§ **SUPPLIED DATA**:

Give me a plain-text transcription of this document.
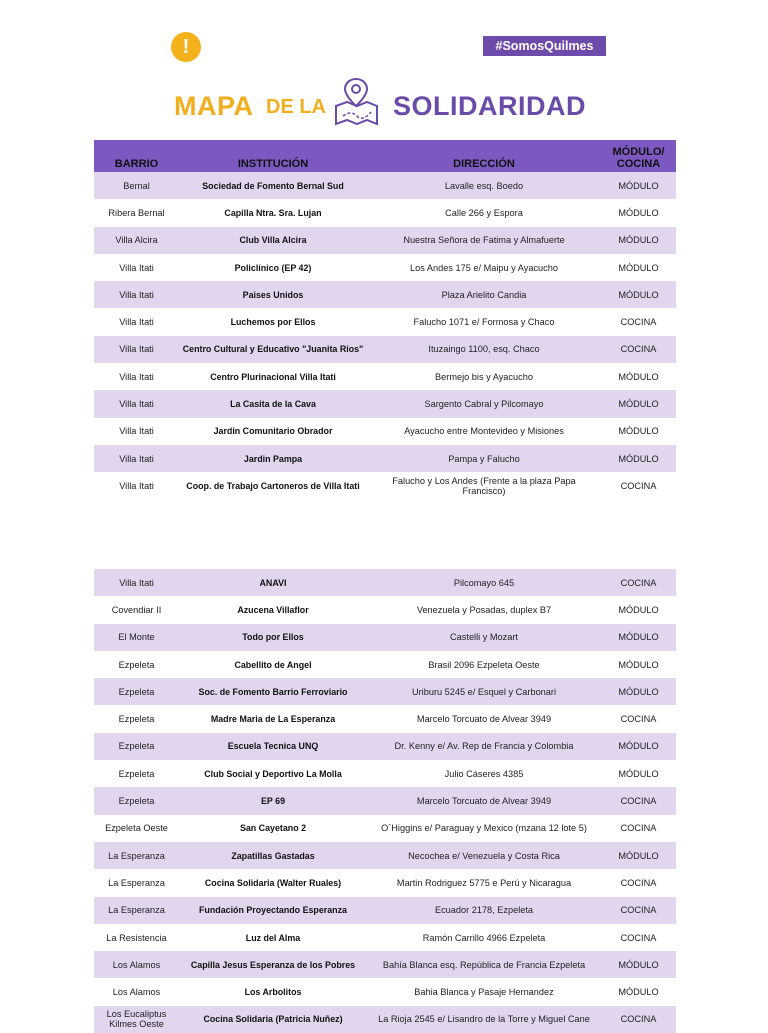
!	#SomosQuilmes
MAPA DE LA SOLIDARIDAD
BARRIO	INSTITUCIÓN	DIRECCIÓN	MÓDULO/
COCINA
Bernal	Sociedad de Fomento Bernal Sud	Lavalle esq. Boedo	MÓDULO
Ribera Bernal	Capilla Ntra. Sra. Lujan	Calle 266 y Espora	MÓDULO
Villa Alcira	Club Villa Alcira	Nuestra Señora de Fatima y Almafuerte	MÓDULO
Villa Itati	Policlínico (EP 42)	Los Andes 175 e/ Maipu y Ayacucho	MÓDULO
Villa Itati	Paises Unidos	Plaza Arielito Candia	MÓDULO
Villa Itati	Luchemos por Ellos	Falucho 1071 e/ Formosa y Chaco	COCINA
Villa Itati	Centro Cultural y Educativo "Juanita Rios"	Ituzaingo 1100, esq. Chaco	COCINA
Villa Itati	Centro Plurinacional Villa Itati	Bermejo bis y Ayacucho	MÓDULO
Villa Itati	La Casita de la Cava	Sargento Cabral y Pilcomayo	MÓDULO
Villa Itati	Jardin Comunitario Obrador	Ayacucho entre Montevideo y Misiones	MÓDULO
Villa Itati	Jardin Pampa	Pampa y Falucho	MÓDULO
Villa Itati	Coop. de Trabajo Cartoneros de Villa Itati	Falucho y Los Andes (Frente a la plaza Papa Francisco)	COCINA
Villa Itati	ANAVI	Pilcomayo 645	COCINA
Covendiar II	Azucena Villaflor	Venezuela y Posadas, duplex B7	MÓDULO
El Monte	Todo por Ellos	Castelli y Mozart	MÓDULO
Ezpeleta	Cabellito de Angel	Brasil 2096 Ezpeleta Oeste	MÓDULO
Ezpeleta	Soc. de Fomento Barrio Ferroviario	Uriburu 5245 e/ Esquel y Carbonari	MÓDULO
Ezpeleta	Madre Maria de La Esperanza	Marcelo Torcuato de Alvear 3949	COCINA
Ezpeleta	Escuela Tecnica UNQ	Dr. Kenny e/ Av. Rep de Francia y Colombia	MÓDULO
Ezpeleta	Club Social y Deportivo La Molla	Julio Cáseres 4385	MÓDULO
Ezpeleta	EP 69	Marcelo Torcuato de Alvear 3949	COCINA
Ezpeleta Oeste	San Cayetano 2	O´Higgins e/ Paraguay y Mexico (mzana 12 lote 5)	COCINA
La Esperanza	Zapatillas Gastadas	Necochea e/ Venezuela y Costa Rica	MÓDULO
La Esperanza	Cocina Solidaria (Walter Ruales)	Martin Rodriguez 5775 e Perú y Nicaragua	COCINA
La Esperanza	Fundación Proyectando Esperanza	Ecuador 2178, Ezpeleta	COCINA
La Resistencia	Luz del Alma	Ramón Carrillo 4966 Ezpeleta	COCINA
Los Alamos	Capilla Jesus Esperanza de los Pobres	Bahía Blanca esq. República de Francia Ezpeleta	MÓDULO
Los Alamos	Los Arbolitos	Bahia Blanca y Pasaje Hernandez	MÓDULO
Los Eucaliptus Kilmes Oeste	Cocina Solidaria (Patricia Nuñez)	La Rioja 2545 e/ Lisandro de la Torre y Miguel Cane	COCINA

§ **WHAT THE EXERCISE ASKS**:
Every line of the records that includes the word "Blanca" should be gathered.

§ **TASK RESPONSE**:
Los Alamos	Capilla Jesus Esperanza de los Pobres	Bahía Blanca esq. República de Francia Ezpeleta	MÓDULO
Los Alamos	Los Arbolitos	Bahia Blanca y Pasaje Hernandez	MÓDULO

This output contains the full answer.